Given problem 1:
Reproduce the bylaws passage below word for word, in full.

Passage:

====

All such decisions by the board will be final.
Dues waivers shall terminate at the end of the
time period prescribed by the board or thirty
(days) after the member has obtained
employment, whichever occurs first.
Such
status shall not interrupt the member’s official
tenure in CHRMS.
Dues waivers may be
granted by a majority vote of the Executive
Board for any membership category.
ARTICLE VI – DONATIONS &
SPONSORSHIP
6.1
FUNDING
Any funds or property donated and specifically
designated to further the work or programs of
CHRMS shall become the property of
CHRMS in accordance with policies
established by CHRMS.
The funds shall be
used for any purpose at the discretion of the
Board.
In the event of disaffiliation by
CHRMS from any of its affiliated
organizations, the contributed or sponsor funds
will follow CHRMS for the purpose(s)
specifically identified.
ARTICLE VII – SOCIETY MEETINGS
7.1
ANNUAL MEETING
CHRMS shall meet at least annually for the
transaction of the affairs of CHRMS.
Such
annual meeting shall be held at a time and place
approved by the Executive Board.
7.2
SPECIAL MEETINGS
Special meetings may be called by the CHRMS
Executive Board upon approval of the President
or upon petition of no fewer than ten (10)

====

Material for this exercise:
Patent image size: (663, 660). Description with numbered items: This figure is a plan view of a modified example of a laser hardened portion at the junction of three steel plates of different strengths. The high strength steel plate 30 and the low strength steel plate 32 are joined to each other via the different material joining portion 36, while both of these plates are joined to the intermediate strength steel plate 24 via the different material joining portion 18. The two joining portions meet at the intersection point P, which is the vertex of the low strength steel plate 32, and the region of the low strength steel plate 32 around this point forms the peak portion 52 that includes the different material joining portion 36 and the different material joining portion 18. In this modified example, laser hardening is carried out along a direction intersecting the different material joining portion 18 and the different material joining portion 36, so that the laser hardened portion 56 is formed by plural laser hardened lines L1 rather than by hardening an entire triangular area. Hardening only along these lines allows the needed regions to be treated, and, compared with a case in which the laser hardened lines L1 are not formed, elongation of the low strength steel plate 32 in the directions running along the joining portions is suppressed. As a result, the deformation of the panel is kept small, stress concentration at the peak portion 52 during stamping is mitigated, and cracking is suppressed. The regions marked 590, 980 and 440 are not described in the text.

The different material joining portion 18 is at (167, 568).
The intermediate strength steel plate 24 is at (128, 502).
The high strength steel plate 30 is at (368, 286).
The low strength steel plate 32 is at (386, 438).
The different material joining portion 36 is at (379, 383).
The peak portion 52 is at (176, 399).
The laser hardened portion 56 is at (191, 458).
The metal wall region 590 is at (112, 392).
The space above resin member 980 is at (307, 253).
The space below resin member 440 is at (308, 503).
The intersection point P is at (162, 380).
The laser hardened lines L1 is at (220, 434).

====

Given problem 2:
Please arrange the patent records above as a two-column CSV with the columns description and positions, one row per record. Put each value in a single quoted field and replace line breaks with spaces.

Finished answer 1:
All such decisions by the board will be final.
Dues waivers shall terminate at the end of the
time period prescribed by the board or thirty
(days) after the member has obtained
employment, whichever occurs first.
Such
status shall not interrupt the member’s official
tenure in CHRMS.
Dues waivers may be
granted by a majority vote of the Executive
Board for any membership category.
ARTICLE VI – DONATIONS &
SPONSORSHIP
6.1
FUNDING
Any funds or property donated and specifically
designated to further the work or programs of
CHRMS shall become the property of
CHRMS in accordance with policies
established by CHRMS.
The funds shall be
used for any purpose at the discretion of the
Board.
In the event of disaffiliation by
CHRMS from any of its affiliated
organizations, the contributed or sponsor funds
will follow CHRMS for the purpose(s)
specifically identified.
ARTICLE VII – SOCIETY MEETINGS
7.1
ANNUAL MEETING
CHRMS shall meet at least annually for the
transaction of the affairs of CHRMS.
Such
annual meeting shall be held at a time and place
approved by the Executive Board.
7.2
SPECIAL MEETINGS
Special meetings may be called by the CHRMS
Executive Board upon approval of the President
or upon petition of no fewer than ten (10)

Finished answer 2:
description,positions
"Patent image size: (663, 660). Description with numbered items: This figure is a plan view of a modified example of a laser hardened portion at the junction of three steel plates of different strengths. The high strength steel plate 30 and the low strength steel plate 32 are joined to each other via the different material joining portion 36, while both of these plates are joined to the intermediate strength steel plate 24 via the different material joining portion 18. The two joining portions meet at the intersection point P, which is the vertex of the low strength steel plate 32, and the region of the low strength steel plate 32 around this point forms the peak portion 52 that includes the different material joining portion 36 and the different material joining portion 18. In this modified example, laser hardening is carried out along a direction intersecting the different material joining portion 18 and the different material joining portion 36, so that the laser hardened portion 56 is formed by plural laser hardened lines L1 rather than by hardening an entire triangular area. Hardening only along these lines allows the needed regions to be treated, and, compared with a case in which the laser hardened lines L1 are not formed, elongation of the low strength steel plate 32 in the directions running along the joining portions is suppressed. As a result, the deformation of the panel is kept small, stress concentration at the peak portion 52 during stamping is mitigated, and cracking is suppressed. The regions marked 590, 980 and 440 are not described in the text.","The different material joining portion 18 is at (167, 568). The intermediate strength steel plate 24 is at (128, 502). The high strength steel plate 30 is at (368, 286). The low strength steel plate 32 is at (386, 438). The different material joining portion 36 is at (379, 383). The peak portion 52 is at (176, 399). The laser hardened portion 56 is at (191, 458). The metal wall region 590 is at (112, 392). The space above resin member 980 is at (307, 253). The space below resin member 440 is at (308, 503). The intersection point P is at (162, 380). The laser hardened lines L1 is at (220, 434)."